> **Source excerpt**
'''

Re: [RFC 2/3] mm, compaction: introduce kcompactd

From: Vlastimil Babka
Date: Wed Jan 27 2016 - 07:59:06 EST


On 01/27/2016 10:10 AM, Mel Gorman wrote:
> On Tue, Jan 26, 2016 at 04:36:14PM +0100, Vlastimil Babka wrote:
>> Memory compaction can be currently performed in several contexts:
>>
>> - kswapd balancing a zone after a high-order allocation failure
>> - direct compaction to satisfy a high-order allocation, including THP page
>> fault attemps
>> - khugepaged trying to collapse a hugepage
>> - manually from /proc
>>
>> The purpose of compaction is two-fold. The obvious purpose is to satisfy a
>> (pending or future) high-order allocation, and is easy to evaluate. The other
>> purpose is to keep overal memory fragmentation low and help the
>> anti-fragmentation mechanism. The success wrt the latter purpose is more
>> difficult to evaluate though.
>>
>> The current situation wrt the purposes has a few drawbacks:
>>
>> - compaction is invoked only when a high-order page or hugepage is not
>> available (or manually). This might be too late for the purposes of keeping
>> memory fragmentation low.

'''

> **Rows**
'''

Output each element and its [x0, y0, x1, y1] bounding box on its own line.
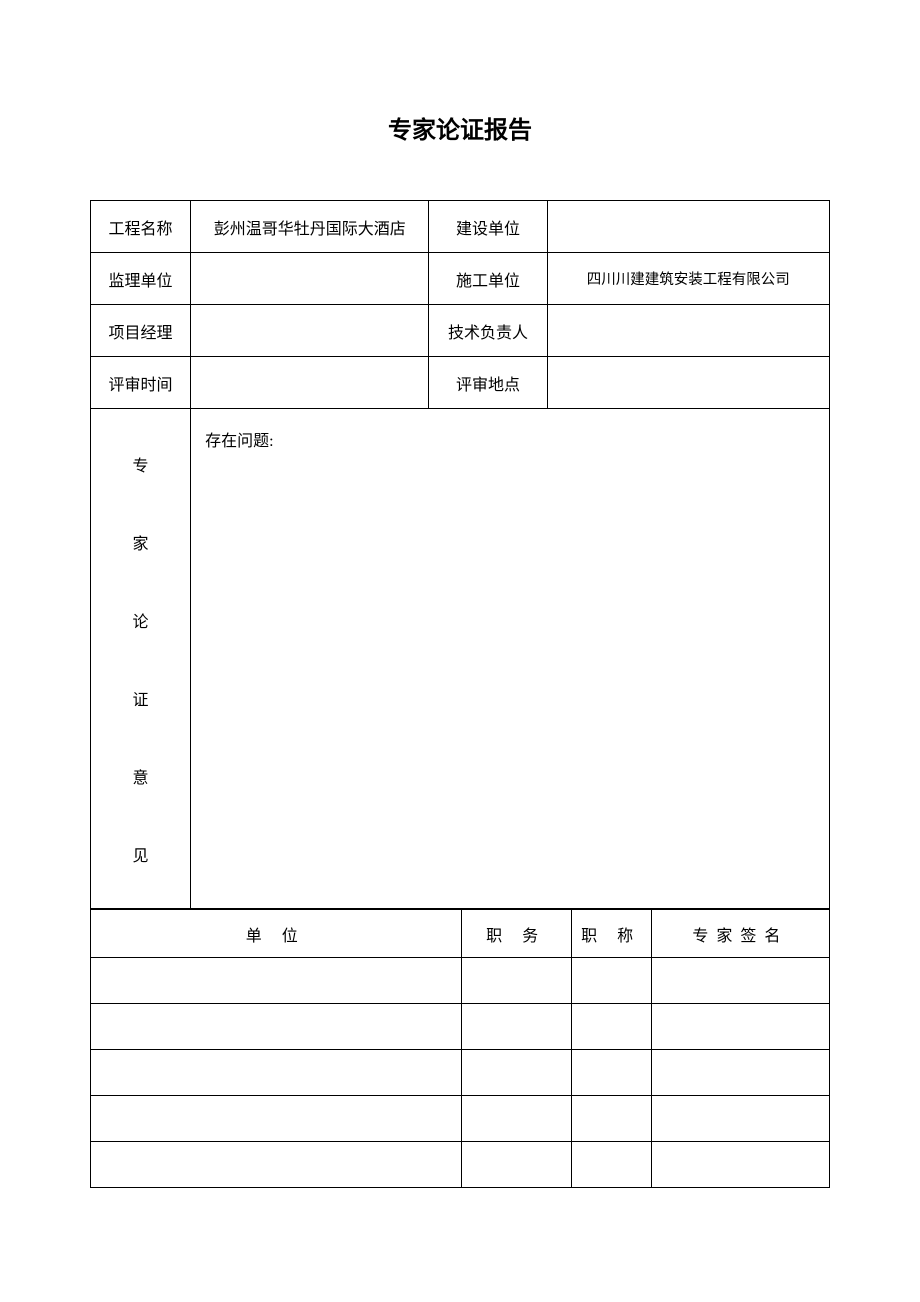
sig-signature — [651, 1050, 829, 1096]
label-review-time: 评审时间 — [91, 357, 191, 409]
header-signature: 专家签名 — [651, 910, 829, 958]
sig-position — [461, 1096, 571, 1142]
row-manager: 项目经理 技术负责人 — [91, 305, 830, 357]
opinion-char: 证 — [133, 686, 149, 710]
document-title: 专家论证报告 — [90, 110, 830, 145]
sig-signature — [651, 1004, 829, 1050]
value-construction-unit — [547, 201, 829, 253]
label-project-name: 工程名称 — [91, 201, 191, 253]
signature-row — [91, 1096, 830, 1142]
label-expert-opinion: 专 家 论 证 意 见 — [91, 409, 191, 909]
signature-table: 单 位 职 务 职 称 专家签名 — [90, 909, 830, 1188]
sig-title — [571, 1050, 651, 1096]
opinion-char: 见 — [133, 842, 149, 866]
value-project-name: 彭州温哥华牡丹国际大酒店 — [191, 201, 429, 253]
value-review-time — [191, 357, 429, 409]
report-table: 工程名称 彭州温哥华牡丹国际大酒店 建设单位 监理单位 施工单位 四川川建建筑安… — [90, 200, 830, 909]
opinion-char: 论 — [133, 608, 149, 632]
header-unit: 单 位 — [91, 910, 462, 958]
label-tech-lead: 技术负责人 — [429, 305, 547, 357]
sig-position — [461, 1004, 571, 1050]
sig-unit — [91, 1004, 462, 1050]
opinion-char: 家 — [133, 530, 149, 554]
opinion-content: 存在问题: — [191, 409, 830, 909]
sig-signature — [651, 1142, 829, 1188]
signature-row — [91, 1142, 830, 1188]
sig-unit — [91, 1142, 462, 1188]
signature-row — [91, 1004, 830, 1050]
label-review-location: 评审地点 — [429, 357, 547, 409]
sig-unit — [91, 1096, 462, 1142]
value-project-manager — [191, 305, 429, 357]
row-project-name: 工程名称 彭州温哥华牡丹国际大酒店 建设单位 — [91, 201, 830, 253]
sig-title — [571, 958, 651, 1004]
header-position: 职 务 — [461, 910, 571, 958]
signature-row — [91, 1050, 830, 1096]
header-title: 职 称 — [571, 910, 651, 958]
sig-position — [461, 1142, 571, 1188]
sig-title — [571, 1142, 651, 1188]
value-supervision-unit — [191, 253, 429, 305]
opinion-heading: 存在问题: — [205, 433, 273, 450]
label-construction-unit: 建设单位 — [429, 201, 547, 253]
sig-unit — [91, 958, 462, 1004]
value-contractor-unit: 四川川建建筑安装工程有限公司 — [547, 253, 829, 305]
sig-signature — [651, 958, 829, 1004]
label-contractor-unit: 施工单位 — [429, 253, 547, 305]
sig-signature — [651, 1096, 829, 1142]
sig-unit — [91, 1050, 462, 1096]
sig-title — [571, 1004, 651, 1050]
sig-position — [461, 1050, 571, 1096]
sig-title — [571, 1096, 651, 1142]
value-tech-lead — [547, 305, 829, 357]
label-supervision-unit: 监理单位 — [91, 253, 191, 305]
signature-header-row: 单 位 职 务 职 称 专家签名 — [91, 910, 830, 958]
label-project-manager: 项目经理 — [91, 305, 191, 357]
row-review: 评审时间 评审地点 — [91, 357, 830, 409]
row-opinion: 专 家 论 证 意 见 存在问题: — [91, 409, 830, 909]
sig-position — [461, 958, 571, 1004]
opinion-char: 意 — [133, 764, 149, 788]
signature-row — [91, 958, 830, 1004]
row-supervision: 监理单位 施工单位 四川川建建筑安装工程有限公司 — [91, 253, 830, 305]
opinion-char: 专 — [133, 452, 149, 476]
value-review-location — [547, 357, 829, 409]
vertical-label-text: 专 家 论 证 意 见 — [91, 409, 190, 908]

'''

> **Problem to solve**
Return the mailing-list reply above about introducing kcompactd, word for word and from start to finish.

> **Solution for this exercise**
Re: [RFC 2/3] mm, compaction: introduce kcompactd

From: Vlastimil Babka
Date: Wed Jan 27 2016 - 07:59:06 EST


On 01/27/2016 10:10 AM, Mel Gorman wrote:
> On Tue, Jan 26, 2016 at 04:36:14PM +0100, Vlastimil Babka wrote:
>> Memory compaction can be currently performed in several contexts:
>>
>> - kswapd balancing a zone after a high-order allocation failure
>> - direct compaction to satisfy a high-order allocation, including THP page
>> fault attemps
>> - khugepaged trying to collapse a hugepage
>> - manually from /proc
>>
>> The purpose of compaction is two-fold. The obvious purpose is to satisfy a
>> (pending or future) high-order allocation, and is easy to evaluate. The other
>> purpose is to keep overal memory fragmentation low and help the
>> anti-fragmentation mechanism. The success wrt the latter purpose is more
>> difficult to evaluate though.
>>
>> The current situation wrt the purposes has a few drawbacks:
>>
>> - compaction is invoked only when a high-order page or hugepage is not
>> available (or manually). This might be too late for the purposes of keeping
>> memory fragmentation low.